WHAT YOU HAVE TO DO
Starting at the top of the records and ending with the line that contains "data-point [764,511,773,521]", swap each "data-point" for "marker" and reproduce only those lines, leaving everything else unchanged.

RECORDS FOR THIS EXERCISE
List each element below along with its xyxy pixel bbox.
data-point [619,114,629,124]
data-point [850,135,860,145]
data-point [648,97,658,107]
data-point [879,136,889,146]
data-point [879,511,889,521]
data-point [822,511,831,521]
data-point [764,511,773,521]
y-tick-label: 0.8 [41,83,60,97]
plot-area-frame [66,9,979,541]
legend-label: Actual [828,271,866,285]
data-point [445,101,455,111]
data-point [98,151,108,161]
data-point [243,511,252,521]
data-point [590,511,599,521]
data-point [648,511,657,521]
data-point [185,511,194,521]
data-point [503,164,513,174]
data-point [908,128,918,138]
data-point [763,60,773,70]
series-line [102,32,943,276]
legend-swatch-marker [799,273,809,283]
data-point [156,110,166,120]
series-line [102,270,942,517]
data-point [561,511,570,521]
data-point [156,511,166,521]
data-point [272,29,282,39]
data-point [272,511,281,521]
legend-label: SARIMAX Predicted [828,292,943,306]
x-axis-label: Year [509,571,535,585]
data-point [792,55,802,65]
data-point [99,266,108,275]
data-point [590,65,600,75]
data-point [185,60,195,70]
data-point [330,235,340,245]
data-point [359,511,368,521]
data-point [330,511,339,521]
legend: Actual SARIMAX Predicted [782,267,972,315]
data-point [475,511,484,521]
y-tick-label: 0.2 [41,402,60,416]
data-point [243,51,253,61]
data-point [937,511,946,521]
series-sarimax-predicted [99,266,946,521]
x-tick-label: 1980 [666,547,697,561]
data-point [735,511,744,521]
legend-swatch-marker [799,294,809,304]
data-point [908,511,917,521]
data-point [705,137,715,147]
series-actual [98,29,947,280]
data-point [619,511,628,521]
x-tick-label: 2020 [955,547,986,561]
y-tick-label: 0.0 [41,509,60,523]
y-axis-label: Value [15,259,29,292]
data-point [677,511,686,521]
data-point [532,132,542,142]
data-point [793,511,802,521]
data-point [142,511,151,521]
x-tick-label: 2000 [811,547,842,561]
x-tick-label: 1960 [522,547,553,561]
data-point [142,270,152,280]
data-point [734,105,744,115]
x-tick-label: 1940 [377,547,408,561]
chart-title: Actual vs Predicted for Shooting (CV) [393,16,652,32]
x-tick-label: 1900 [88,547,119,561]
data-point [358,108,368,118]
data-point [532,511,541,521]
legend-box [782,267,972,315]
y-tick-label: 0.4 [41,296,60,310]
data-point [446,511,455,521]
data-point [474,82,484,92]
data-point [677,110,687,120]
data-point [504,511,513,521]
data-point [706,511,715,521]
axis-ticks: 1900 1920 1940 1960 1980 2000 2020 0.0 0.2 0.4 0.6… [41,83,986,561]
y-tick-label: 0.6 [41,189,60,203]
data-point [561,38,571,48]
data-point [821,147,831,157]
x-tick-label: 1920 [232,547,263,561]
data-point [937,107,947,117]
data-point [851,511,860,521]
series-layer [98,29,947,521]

IN RESPONSE
List each element below along with its xyxy pixel bbox.
marker [619,114,629,124]
marker [850,135,860,145]
marker [648,97,658,107]
marker [879,136,889,146]
marker [879,511,889,521]
marker [822,511,831,521]
marker [764,511,773,521]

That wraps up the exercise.